Which lines in the records below contain the word "screenshot"? Copy each one out.

→ DATA ROWS

-- Start --

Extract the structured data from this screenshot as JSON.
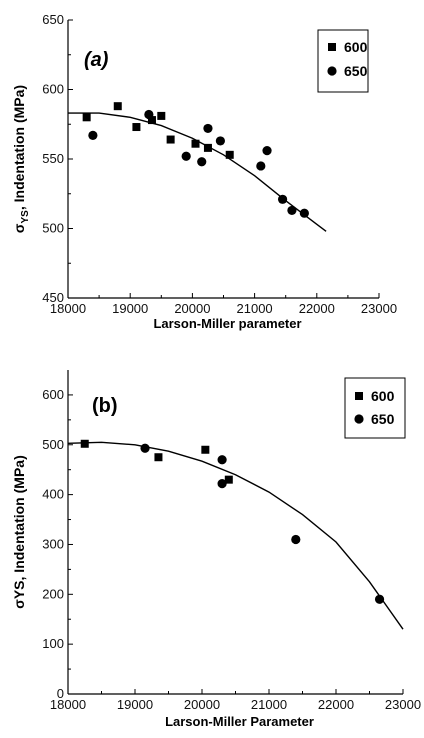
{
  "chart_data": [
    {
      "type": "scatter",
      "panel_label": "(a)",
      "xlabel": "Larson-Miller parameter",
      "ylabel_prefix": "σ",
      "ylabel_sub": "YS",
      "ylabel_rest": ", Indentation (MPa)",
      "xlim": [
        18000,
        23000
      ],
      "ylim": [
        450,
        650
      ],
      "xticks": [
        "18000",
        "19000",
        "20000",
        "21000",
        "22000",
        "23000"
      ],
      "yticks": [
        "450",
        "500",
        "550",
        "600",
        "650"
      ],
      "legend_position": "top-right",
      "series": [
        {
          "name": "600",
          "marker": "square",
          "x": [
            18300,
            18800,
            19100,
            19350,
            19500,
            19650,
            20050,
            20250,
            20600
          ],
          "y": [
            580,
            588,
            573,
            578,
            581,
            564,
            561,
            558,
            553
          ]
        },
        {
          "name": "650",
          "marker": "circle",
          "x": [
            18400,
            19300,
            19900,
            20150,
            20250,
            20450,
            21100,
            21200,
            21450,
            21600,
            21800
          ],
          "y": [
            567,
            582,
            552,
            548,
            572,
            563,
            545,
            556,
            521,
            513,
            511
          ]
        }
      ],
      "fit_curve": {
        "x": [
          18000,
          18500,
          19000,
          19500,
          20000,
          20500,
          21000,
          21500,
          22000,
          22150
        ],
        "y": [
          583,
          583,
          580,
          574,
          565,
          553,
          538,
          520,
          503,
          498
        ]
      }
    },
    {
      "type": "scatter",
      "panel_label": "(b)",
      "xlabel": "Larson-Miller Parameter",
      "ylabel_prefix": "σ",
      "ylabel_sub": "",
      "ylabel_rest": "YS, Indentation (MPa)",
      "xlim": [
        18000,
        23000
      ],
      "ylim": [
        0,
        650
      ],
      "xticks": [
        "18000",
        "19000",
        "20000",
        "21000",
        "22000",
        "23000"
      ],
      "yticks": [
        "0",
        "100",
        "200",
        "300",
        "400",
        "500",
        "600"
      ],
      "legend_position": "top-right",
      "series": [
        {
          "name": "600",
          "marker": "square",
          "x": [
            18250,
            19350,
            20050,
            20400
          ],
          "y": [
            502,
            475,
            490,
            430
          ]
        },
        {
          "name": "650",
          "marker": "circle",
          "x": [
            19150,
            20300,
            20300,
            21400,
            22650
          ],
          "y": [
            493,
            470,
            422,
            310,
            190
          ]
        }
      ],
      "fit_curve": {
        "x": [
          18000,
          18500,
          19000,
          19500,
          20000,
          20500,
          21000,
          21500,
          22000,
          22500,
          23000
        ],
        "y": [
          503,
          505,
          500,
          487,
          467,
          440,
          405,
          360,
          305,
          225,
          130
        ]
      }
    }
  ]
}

-- End --
-- Start --

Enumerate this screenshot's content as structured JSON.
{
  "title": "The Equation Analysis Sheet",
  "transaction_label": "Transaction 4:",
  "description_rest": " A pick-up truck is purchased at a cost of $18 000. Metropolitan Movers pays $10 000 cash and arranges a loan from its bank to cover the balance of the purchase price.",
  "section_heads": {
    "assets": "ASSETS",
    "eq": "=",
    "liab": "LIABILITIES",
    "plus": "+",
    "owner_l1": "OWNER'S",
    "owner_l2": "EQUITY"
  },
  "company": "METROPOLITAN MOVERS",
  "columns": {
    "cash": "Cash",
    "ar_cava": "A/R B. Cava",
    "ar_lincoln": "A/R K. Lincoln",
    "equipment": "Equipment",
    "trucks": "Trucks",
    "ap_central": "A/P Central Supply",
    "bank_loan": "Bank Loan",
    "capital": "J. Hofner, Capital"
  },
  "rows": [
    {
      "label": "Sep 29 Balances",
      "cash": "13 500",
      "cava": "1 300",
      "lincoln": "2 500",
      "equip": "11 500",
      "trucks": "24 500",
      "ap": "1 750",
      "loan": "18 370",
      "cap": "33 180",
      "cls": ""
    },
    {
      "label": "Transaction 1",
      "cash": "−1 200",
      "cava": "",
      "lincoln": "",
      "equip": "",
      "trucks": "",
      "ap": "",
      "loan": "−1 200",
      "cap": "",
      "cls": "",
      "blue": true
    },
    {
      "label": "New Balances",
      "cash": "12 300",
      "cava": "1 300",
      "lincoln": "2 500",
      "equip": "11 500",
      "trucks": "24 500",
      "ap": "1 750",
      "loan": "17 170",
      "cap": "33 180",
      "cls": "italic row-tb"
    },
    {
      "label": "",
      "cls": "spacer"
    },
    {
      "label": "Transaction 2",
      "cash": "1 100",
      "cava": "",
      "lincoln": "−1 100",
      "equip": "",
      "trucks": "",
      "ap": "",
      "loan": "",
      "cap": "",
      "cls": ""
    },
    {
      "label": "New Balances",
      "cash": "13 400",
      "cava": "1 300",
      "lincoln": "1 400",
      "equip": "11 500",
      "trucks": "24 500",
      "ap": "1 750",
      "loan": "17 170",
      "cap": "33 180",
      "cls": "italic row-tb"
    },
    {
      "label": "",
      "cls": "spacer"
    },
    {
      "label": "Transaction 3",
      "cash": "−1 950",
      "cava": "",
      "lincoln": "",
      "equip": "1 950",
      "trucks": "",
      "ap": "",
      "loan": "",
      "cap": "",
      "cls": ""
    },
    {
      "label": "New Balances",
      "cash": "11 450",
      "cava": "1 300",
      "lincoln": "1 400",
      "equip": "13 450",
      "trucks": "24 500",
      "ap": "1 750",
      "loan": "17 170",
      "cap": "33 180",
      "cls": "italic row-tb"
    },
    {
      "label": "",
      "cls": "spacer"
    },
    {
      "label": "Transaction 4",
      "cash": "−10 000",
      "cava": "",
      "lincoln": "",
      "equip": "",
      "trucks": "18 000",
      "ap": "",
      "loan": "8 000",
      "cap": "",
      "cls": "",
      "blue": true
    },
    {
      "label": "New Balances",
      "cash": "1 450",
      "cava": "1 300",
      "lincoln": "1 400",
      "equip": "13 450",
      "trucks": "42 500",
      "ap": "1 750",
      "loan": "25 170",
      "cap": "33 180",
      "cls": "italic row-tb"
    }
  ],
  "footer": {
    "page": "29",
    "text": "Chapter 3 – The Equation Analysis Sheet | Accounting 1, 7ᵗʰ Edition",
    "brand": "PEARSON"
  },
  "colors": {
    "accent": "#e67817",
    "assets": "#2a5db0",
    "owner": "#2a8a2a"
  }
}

-- End --
-- Start --

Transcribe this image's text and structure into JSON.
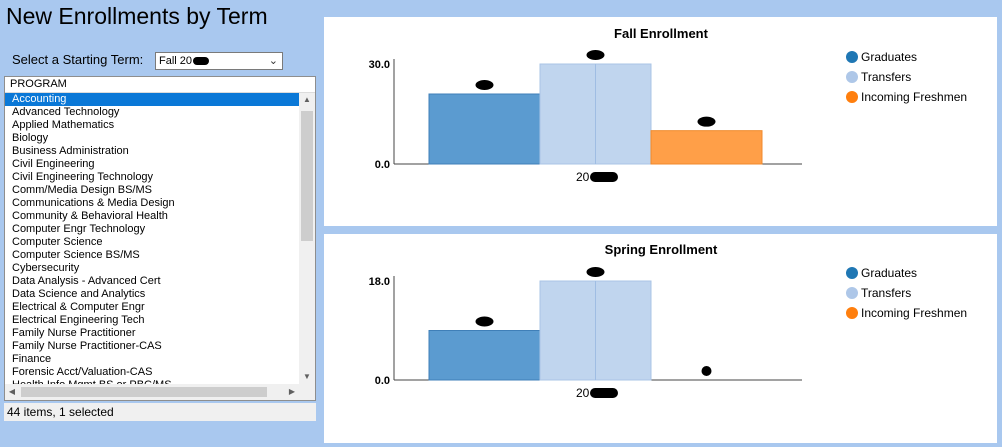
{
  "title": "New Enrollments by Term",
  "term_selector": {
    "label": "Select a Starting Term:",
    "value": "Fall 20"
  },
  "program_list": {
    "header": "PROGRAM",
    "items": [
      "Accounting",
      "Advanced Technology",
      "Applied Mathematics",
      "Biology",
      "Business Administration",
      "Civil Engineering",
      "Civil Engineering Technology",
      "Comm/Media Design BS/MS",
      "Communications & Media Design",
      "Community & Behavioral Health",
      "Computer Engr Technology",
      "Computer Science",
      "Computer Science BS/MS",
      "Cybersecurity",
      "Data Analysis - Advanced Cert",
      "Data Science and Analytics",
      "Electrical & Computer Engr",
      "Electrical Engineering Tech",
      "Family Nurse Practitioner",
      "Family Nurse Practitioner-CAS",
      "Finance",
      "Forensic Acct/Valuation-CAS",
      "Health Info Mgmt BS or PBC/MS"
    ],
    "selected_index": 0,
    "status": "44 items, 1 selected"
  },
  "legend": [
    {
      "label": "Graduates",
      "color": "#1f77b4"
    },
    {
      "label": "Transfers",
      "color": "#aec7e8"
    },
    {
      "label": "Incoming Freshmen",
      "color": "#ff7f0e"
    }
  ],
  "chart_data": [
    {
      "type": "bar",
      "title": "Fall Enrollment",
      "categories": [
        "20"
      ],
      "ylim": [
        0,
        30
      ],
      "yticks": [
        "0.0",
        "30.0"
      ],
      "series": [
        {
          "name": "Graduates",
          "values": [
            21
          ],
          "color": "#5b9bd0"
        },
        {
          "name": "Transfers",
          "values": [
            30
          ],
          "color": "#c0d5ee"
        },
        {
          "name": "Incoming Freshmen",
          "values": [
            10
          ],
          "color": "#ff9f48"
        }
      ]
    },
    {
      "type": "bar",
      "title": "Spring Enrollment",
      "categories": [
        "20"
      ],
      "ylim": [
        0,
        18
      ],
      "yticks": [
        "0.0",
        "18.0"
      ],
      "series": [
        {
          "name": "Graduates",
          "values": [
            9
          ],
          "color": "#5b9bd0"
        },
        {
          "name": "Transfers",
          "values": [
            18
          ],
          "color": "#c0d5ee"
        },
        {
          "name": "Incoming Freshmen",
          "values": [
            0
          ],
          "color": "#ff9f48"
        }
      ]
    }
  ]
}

-- End --

→ FULL ANSWER
Extract the structured data from this screenshot as JSON.
Enumerate this screenshot's content as structured JSON.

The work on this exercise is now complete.